Locate the lines of the listing below that hold "style", then copy each of them.

[Start of INFORMATION GIVEN]

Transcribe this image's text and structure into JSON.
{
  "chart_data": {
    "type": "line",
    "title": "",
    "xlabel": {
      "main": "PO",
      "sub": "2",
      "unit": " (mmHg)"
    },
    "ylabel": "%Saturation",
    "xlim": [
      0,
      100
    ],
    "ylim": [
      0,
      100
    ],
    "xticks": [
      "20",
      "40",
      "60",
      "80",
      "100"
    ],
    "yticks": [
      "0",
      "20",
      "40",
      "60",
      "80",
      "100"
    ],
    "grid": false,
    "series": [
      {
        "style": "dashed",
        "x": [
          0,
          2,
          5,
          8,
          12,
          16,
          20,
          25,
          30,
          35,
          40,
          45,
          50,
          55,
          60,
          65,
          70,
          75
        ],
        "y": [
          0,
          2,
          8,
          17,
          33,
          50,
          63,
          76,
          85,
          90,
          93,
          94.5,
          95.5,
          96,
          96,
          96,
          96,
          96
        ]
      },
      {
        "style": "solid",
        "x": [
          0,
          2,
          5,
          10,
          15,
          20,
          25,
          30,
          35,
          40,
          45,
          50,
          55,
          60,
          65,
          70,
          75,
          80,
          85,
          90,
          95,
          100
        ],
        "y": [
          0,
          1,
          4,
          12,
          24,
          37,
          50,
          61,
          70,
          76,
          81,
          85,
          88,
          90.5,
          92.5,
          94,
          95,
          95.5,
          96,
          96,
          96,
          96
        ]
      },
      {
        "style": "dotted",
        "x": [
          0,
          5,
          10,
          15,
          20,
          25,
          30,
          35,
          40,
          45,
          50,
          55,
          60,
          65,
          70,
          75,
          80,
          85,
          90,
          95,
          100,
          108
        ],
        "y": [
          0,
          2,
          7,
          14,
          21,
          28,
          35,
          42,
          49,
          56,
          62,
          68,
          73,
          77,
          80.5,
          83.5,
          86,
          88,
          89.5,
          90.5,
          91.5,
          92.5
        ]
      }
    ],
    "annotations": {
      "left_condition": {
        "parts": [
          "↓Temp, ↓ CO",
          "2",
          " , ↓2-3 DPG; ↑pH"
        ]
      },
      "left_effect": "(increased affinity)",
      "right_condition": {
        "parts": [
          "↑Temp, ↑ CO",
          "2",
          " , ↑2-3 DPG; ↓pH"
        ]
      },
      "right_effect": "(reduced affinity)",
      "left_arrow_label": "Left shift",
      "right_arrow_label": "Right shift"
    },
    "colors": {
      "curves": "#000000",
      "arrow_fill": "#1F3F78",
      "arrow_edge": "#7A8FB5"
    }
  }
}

[End of INFORMATION GIVEN]

## SOLUTION FOR THIS TASK
        "style": "dashed",
        "style": "solid",
        "style": "dotted",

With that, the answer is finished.